ITEMS:

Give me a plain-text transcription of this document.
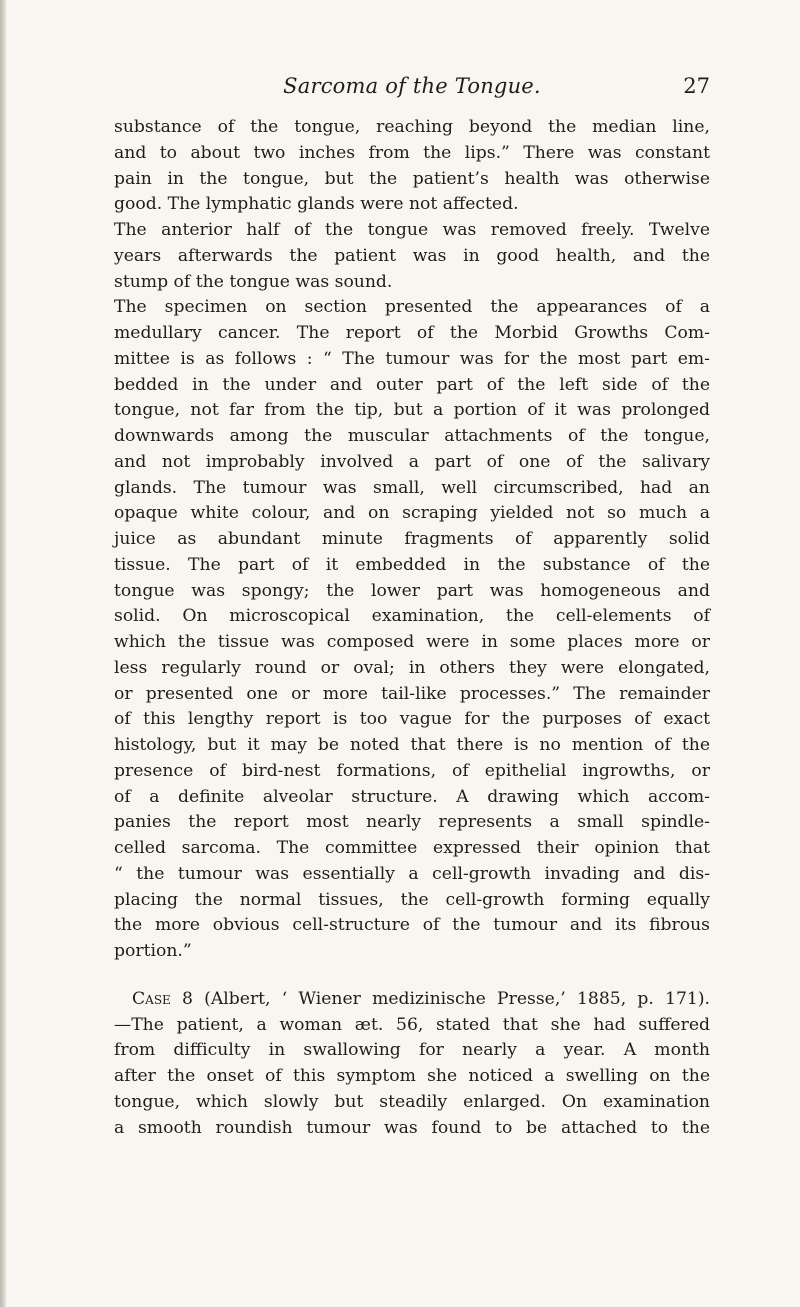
Sarcoma of the Tongue.	27
substance of the tongue, reaching beyond the median line,
and to about two inches from the lips.” There was constant
pain in the tongue, but the patient’s health was otherwise
good. The lymphatic glands were not affected.
The anterior half of the tongue was removed freely. Twelve
years afterwards the patient was in good health, and the
stump of the tongue was sound.
The specimen on section presented the appearances of a
medullary cancer. The report of the Morbid Growths Com-
mittee is as follows : “ The tumour was for the most part em-
bedded in the under and outer part of the left side of the
tongue, not far from the tip, but a portion of it was prolonged
downwards among the muscular attachments of the tongue,
and not improbably involved a part of one of the salivary
glands. The tumour was small, well circumscribed, had an
opaque white colour, and on scraping yielded not so much a
juice as abundant minute fragments of apparently solid
tissue. The part of it embedded in the substance of the
tongue was spongy; the lower part was homogeneous and
solid. On microscopical examination, the cell-elements of
which the tissue was composed were in some places more or
less regularly round or oval; in others they were elongated,
or presented one or more tail-like processes.” The remainder
of this lengthy report is too vague for the purposes of exact
histology, but it may be noted that there is no mention of the
presence of bird-nest formations, of epithelial ingrowths, or
of a definite alveolar structure. A drawing which accom-
panies the report most nearly represents a small spindle-
celled sarcoma. The committee expressed their opinion that
“ the tumour was essentially a cell-growth invading and dis-
placing the normal tissues, the cell-growth forming equally
the more obvious cell-structure of the tumour and its fibrous
portion.”
Case 8 (Albert, ‘ Wiener medizinische Presse,’ 1885, p. 171).
—The patient, a woman æt. 56, stated that she had suffered
from difficulty in swallowing for nearly a year. A month
after the onset of this symptom she noticed a swelling on the
tongue, which slowly but steadily enlarged. On examination
a smooth roundish tumour was found to be attached to the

EXERCISE OBJECTIVE: Transcribe the material exactly, keeping every word and none of the pictures.

WRITTEN REPLY:
Give me a plain-text transcription of this document.
Sarcoma of the Tongue.	27
substance of the tongue, reaching beyond the median line,
and to about two inches from the lips.” There was constant
pain in the tongue, but the patient’s health was otherwise
good. The lymphatic glands were not affected.
The anterior half of the tongue was removed freely. Twelve
years afterwards the patient was in good health, and the
stump of the tongue was sound.
The specimen on section presented the appearances of a
medullary cancer. The report of the Morbid Growths Com-
mittee is as follows : “ The tumour was for the most part em-
bedded in the under and outer part of the left side of the
tongue, not far from the tip, but a portion of it was prolonged
downwards among the muscular attachments of the tongue,
and not improbably involved a part of one of the salivary
glands. The tumour was small, well circumscribed, had an
opaque white colour, and on scraping yielded not so much a
juice as abundant minute fragments of apparently solid
tissue. The part of it embedded in the substance of the
tongue was spongy; the lower part was homogeneous and
solid. On microscopical examination, the cell-elements of
which the tissue was composed were in some places more or
less regularly round or oval; in others they were elongated,
or presented one or more tail-like processes.” The remainder
of this lengthy report is too vague for the purposes of exact
histology, but it may be noted that there is no mention of the
presence of bird-nest formations, of epithelial ingrowths, or
of a definite alveolar structure. A drawing which accom-
panies the report most nearly represents a small spindle-
celled sarcoma. The committee expressed their opinion that
“ the tumour was essentially a cell-growth invading and dis-
placing the normal tissues, the cell-growth forming equally
the more obvious cell-structure of the tumour and its fibrous
portion.”
Case 8 (Albert, ‘ Wiener medizinische Presse,’ 1885, p. 171).
—The patient, a woman æt. 56, stated that she had suffered
from difficulty in swallowing for nearly a year. A month
after the onset of this symptom she noticed a swelling on the
tongue, which slowly but steadily enlarged. On examination
a smooth roundish tumour was found to be attached to the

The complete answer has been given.